▶ [Dataset entries]:
════════════════
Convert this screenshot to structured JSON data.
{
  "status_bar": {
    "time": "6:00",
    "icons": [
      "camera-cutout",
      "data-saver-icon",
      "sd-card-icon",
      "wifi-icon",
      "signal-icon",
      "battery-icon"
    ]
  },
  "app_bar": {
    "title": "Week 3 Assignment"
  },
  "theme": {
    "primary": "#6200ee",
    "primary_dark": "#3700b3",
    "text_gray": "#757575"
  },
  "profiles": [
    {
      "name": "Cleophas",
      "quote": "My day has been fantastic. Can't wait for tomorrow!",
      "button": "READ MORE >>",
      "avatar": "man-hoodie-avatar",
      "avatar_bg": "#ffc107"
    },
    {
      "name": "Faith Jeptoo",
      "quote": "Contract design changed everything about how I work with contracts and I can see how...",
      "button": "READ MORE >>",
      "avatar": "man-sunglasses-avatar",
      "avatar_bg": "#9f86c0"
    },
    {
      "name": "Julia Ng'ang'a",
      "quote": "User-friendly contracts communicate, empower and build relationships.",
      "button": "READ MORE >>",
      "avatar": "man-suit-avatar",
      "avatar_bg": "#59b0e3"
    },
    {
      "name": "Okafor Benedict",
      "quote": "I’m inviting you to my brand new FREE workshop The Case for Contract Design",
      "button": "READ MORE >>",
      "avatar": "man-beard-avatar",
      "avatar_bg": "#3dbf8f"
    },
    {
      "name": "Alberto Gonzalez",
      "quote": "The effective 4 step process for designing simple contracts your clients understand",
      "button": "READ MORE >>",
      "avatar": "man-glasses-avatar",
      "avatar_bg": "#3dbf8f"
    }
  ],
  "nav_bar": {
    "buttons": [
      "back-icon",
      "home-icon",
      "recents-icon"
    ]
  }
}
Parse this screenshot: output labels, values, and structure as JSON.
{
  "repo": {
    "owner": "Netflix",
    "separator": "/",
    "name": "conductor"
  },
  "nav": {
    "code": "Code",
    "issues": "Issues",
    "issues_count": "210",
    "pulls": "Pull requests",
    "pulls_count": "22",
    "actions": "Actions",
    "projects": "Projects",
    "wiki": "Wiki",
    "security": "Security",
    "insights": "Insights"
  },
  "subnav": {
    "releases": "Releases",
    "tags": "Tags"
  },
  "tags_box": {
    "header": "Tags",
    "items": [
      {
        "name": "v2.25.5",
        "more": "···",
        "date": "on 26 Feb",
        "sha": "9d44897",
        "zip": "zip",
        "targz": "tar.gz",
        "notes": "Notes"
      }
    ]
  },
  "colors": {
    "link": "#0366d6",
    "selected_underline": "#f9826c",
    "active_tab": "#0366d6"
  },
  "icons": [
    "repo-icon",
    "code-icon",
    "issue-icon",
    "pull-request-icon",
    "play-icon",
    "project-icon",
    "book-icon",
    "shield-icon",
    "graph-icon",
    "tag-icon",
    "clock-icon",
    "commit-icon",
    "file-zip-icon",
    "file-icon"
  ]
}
════════════════
▶ [Work to complete]:
Return the listing above word for word.

▶ [Response to this task]:
Convert this screenshot to structured JSON data.
{
  "status_bar": {
    "time": "6:00",
    "icons": [
      "camera-cutout",
      "data-saver-icon",
      "sd-card-icon",
      "wifi-icon",
      "signal-icon",
      "battery-icon"
    ]
  },
  "app_bar": {
    "title": "Week 3 Assignment"
  },
  "theme": {
    "primary": "#6200ee",
    "primary_dark": "#3700b3",
    "text_gray": "#757575"
  },
  "profiles": [
    {
      "name": "Cleophas",
      "quote": "My day has been fantastic. Can't wait for tomorrow!",
      "button": "READ MORE >>",
      "avatar": "man-hoodie-avatar",
      "avatar_bg": "#ffc107"
    },
    {
      "name": "Faith Jeptoo",
      "quote": "Contract design changed everything about how I work with contracts and I can see how...",
      "button": "READ MORE >>",
      "avatar": "man-sunglasses-avatar",
      "avatar_bg": "#9f86c0"
    },
    {
      "name": "Julia Ng'ang'a",
      "quote": "User-friendly contracts communicate, empower and build relationships.",
      "button": "READ MORE >>",
      "avatar": "man-suit-avatar",
      "avatar_bg": "#59b0e3"
    },
    {
      "name": "Okafor Benedict",
      "quote": "I’m inviting you to my brand new FREE workshop The Case for Contract Design",
      "button": "READ MORE >>",
      "avatar": "man-beard-avatar",
      "avatar_bg": "#3dbf8f"
    },
    {
      "name": "Alberto Gonzalez",
      "quote": "The effective 4 step process for designing simple contracts your clients understand",
      "button": "READ MORE >>",
      "avatar": "man-glasses-avatar",
      "avatar_bg": "#3dbf8f"
    }
  ],
  "nav_bar": {
    "buttons": [
      "back-icon",
      "home-icon",
      "recents-icon"
    ]
  }
}
Parse this screenshot: output labels, values, and structure as JSON.
{
  "repo": {
    "owner": "Netflix",
    "separator": "/",
    "name": "conductor"
  },
  "nav": {
    "code": "Code",
    "issues": "Issues",
    "issues_count": "210",
    "pulls": "Pull requests",
    "pulls_count": "22",
    "actions": "Actions",
    "projects": "Projects",
    "wiki": "Wiki",
    "security": "Security",
    "insights": "Insights"
  },
  "subnav": {
    "releases": "Releases",
    "tags": "Tags"
  },
  "tags_box": {
    "header": "Tags",
    "items": [
      {
        "name": "v2.25.5",
        "more": "···",
        "date": "on 26 Feb",
        "sha": "9d44897",
        "zip": "zip",
        "targz": "tar.gz",
        "notes": "Notes"
      }
    ]
  },
  "colors": {
    "link": "#0366d6",
    "selected_underline": "#f9826c",
    "active_tab": "#0366d6"
  },
  "icons": [
    "repo-icon",
    "code-icon",
    "issue-icon",
    "pull-request-icon",
    "play-icon",
    "project-icon",
    "book-icon",
    "shield-icon",
    "graph-icon",
    "tag-icon",
    "clock-icon",
    "commit-icon",
    "file-zip-icon",
    "file-icon"
  ]
}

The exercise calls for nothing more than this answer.